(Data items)
= = = = = = =

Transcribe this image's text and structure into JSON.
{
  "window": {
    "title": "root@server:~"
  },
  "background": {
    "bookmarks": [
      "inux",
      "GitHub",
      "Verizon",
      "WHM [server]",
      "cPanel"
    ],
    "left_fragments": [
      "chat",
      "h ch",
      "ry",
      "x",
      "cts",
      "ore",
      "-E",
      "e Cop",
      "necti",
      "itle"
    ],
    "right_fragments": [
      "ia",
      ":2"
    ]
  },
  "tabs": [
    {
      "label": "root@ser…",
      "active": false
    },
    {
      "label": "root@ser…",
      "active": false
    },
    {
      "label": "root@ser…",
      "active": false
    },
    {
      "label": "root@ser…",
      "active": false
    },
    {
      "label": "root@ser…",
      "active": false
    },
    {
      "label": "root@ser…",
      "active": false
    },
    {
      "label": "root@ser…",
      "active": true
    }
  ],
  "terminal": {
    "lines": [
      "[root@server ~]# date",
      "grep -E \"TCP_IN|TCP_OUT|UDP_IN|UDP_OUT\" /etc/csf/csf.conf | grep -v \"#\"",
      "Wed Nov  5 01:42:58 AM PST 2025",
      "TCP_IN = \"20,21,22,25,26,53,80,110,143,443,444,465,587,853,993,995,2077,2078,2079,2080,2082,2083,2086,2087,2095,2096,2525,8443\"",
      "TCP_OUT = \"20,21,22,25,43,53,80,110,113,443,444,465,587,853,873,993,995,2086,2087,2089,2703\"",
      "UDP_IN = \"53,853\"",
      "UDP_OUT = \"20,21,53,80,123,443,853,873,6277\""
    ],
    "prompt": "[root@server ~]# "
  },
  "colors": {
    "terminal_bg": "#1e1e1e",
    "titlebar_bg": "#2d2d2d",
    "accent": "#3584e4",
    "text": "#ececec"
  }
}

= = = = = = =

_Goal_
Check each line of the data above for the string "server", then report how many lines have it, with no other words.

_Solution_
4